Copy out all lines that hold "päättyy".
──────
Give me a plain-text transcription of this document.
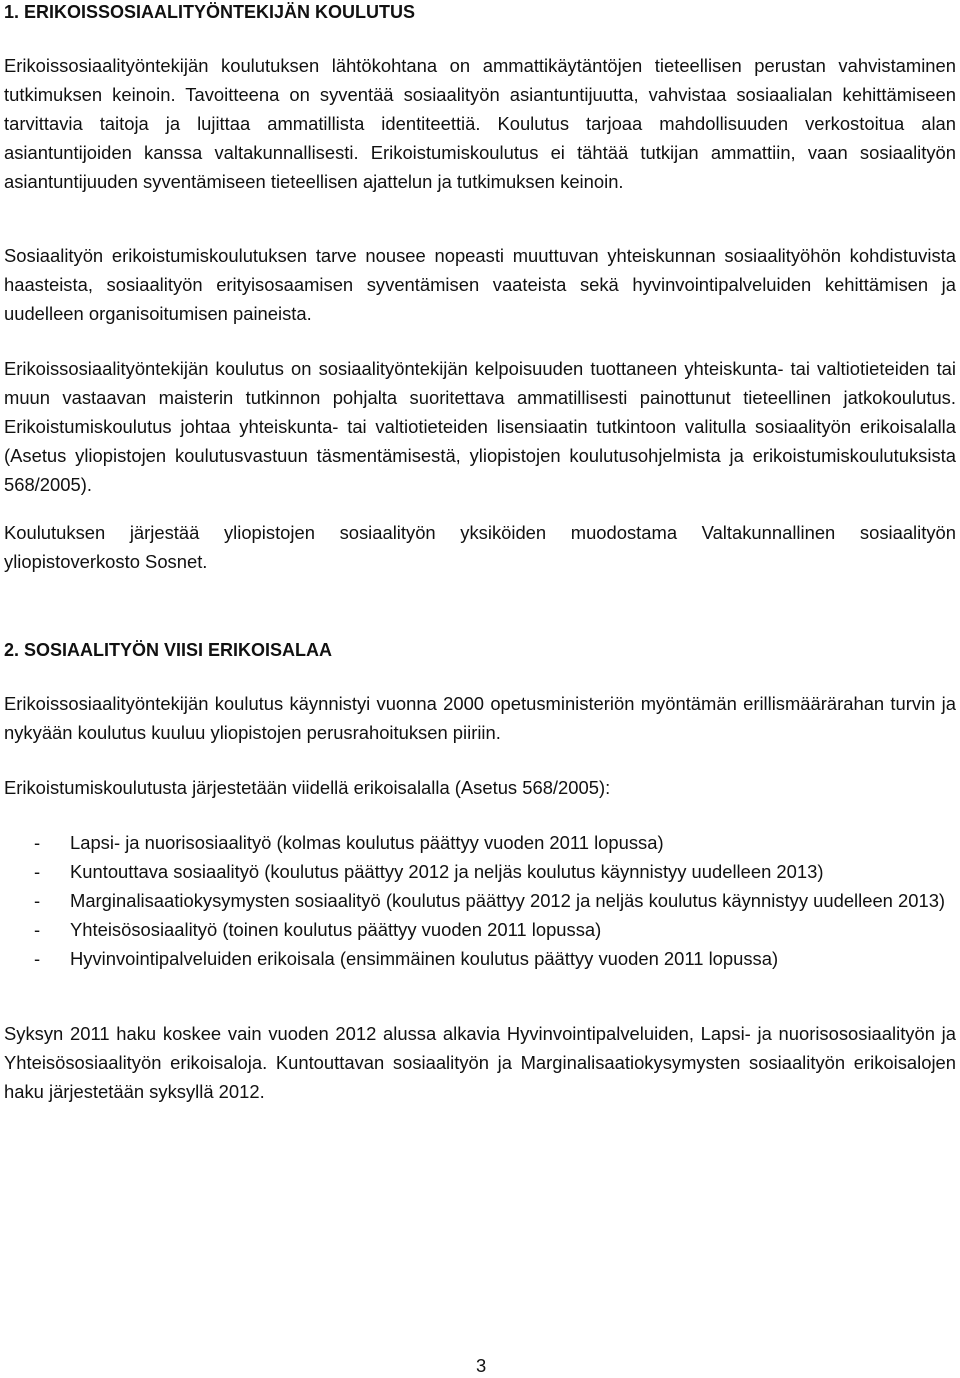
1. ERIKOISSOSIAALITYÖNTEKIJÄN KOULUTUS

Erikoissosiaalityöntekijän koulutuksen lähtökohtana on ammattikäytäntöjen tieteellisen perustan vahvistaminen tutkimuksen keinoin. Tavoitteena on syventää sosiaalityön asiantuntijuutta, vahvistaa sosiaalialan kehittämiseen tarvittavia taitoja ja lujittaa ammatillista identiteettiä. Koulutus tarjoaa mahdollisuuden verkostoitua alan asiantuntijoiden kanssa valtakunnallisesti. Erikoistumiskoulutus ei tähtää tutkijan ammattiin, vaan sosiaalityön asiantuntijuuden syventämiseen tieteellisen ajattelun ja tutkimuksen keinoin.

Sosiaalityön erikoistumiskoulutuksen tarve nousee nopeasti muuttuvan yhteiskunnan sosiaalityöhön kohdistuvista haasteista, sosiaalityön erityisosaamisen syventämisen vaateista sekä hyvinvointipalveluiden kehittämisen ja uudelleen organisoitumisen paineista.

Erikoissosiaalityöntekijän koulutus on sosiaalityöntekijän kelpoisuuden tuottaneen yhteiskunta- tai valtiotieteiden tai muun vastaavan maisterin tutkinnon pohjalta suoritettava ammatillisesti painottunut tieteellinen jatkokoulutus. Erikoistumiskoulutus johtaa yhteiskunta- tai valtiotieteiden lisensiaatin tutkintoon valitulla sosiaalityön erikoisalalla (Asetus yliopistojen koulutusvastuun täsmentämisestä, yliopistojen koulutusohjelmista ja erikoistumiskoulutuksista 568/2005).

Koulutuksen järjestää yliopistojen sosiaalityön yksiköiden muodostama Valtakunnallinen sosiaalityön yliopistoverkosto Sosnet.

2. SOSIAALITYÖN VIISI ERIKOISALAA

Erikoissosiaalityöntekijän koulutus käynnistyi vuonna 2000 opetusministeriön myöntämän erillismäärärahan turvin ja nykyään koulutus kuuluu yliopistojen perusrahoituksen piiriin.

Erikoistumiskoulutusta järjestetään viidellä erikoisalalla (Asetus 568/2005):

- Lapsi- ja nuorisosiaalityö (kolmas koulutus päättyy vuoden 2011 lopussa)
- Kuntouttava sosiaalityö (koulutus päättyy 2012 ja neljäs koulutus käynnistyy uudelleen 2013)
- Marginalisaatiokysymysten sosiaalityö (koulutus päättyy 2012 ja neljäs koulutus käynnistyy uudelleen 2013)
- Yhteisösosiaalityö (toinen koulutus päättyy vuoden 2011 lopussa)
- Hyvinvointipalveluiden erikoisala (ensimmäinen koulutus päättyy vuoden 2011 lopussa)

Syksyn 2011 haku koskee vain vuoden 2012 alussa alkavia Hyvinvointipalveluiden, Lapsi- ja nuorisososiaalityön ja Yhteisösosiaalityön erikoisaloja. Kuntouttavan sosiaalityön ja Marginalisaatiokysymysten sosiaalityön erikoisalojen haku järjestetään syksyllä 2012.

3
──────
Complete response:
- Lapsi- ja nuorisosiaalityö (kolmas koulutus päättyy vuoden 2011 lopussa)
- Kuntouttava sosiaalityö (koulutus päättyy 2012 ja neljäs koulutus käynnistyy uudelleen 2013)
- Marginalisaatiokysymysten sosiaalityö (koulutus päättyy 2012 ja neljäs koulutus käynnistyy uudelleen 2013)
- Yhteisösosiaalityö (toinen koulutus päättyy vuoden 2011 lopussa)
- Hyvinvointipalveluiden erikoisala (ensimmäinen koulutus päättyy vuoden 2011 lopussa)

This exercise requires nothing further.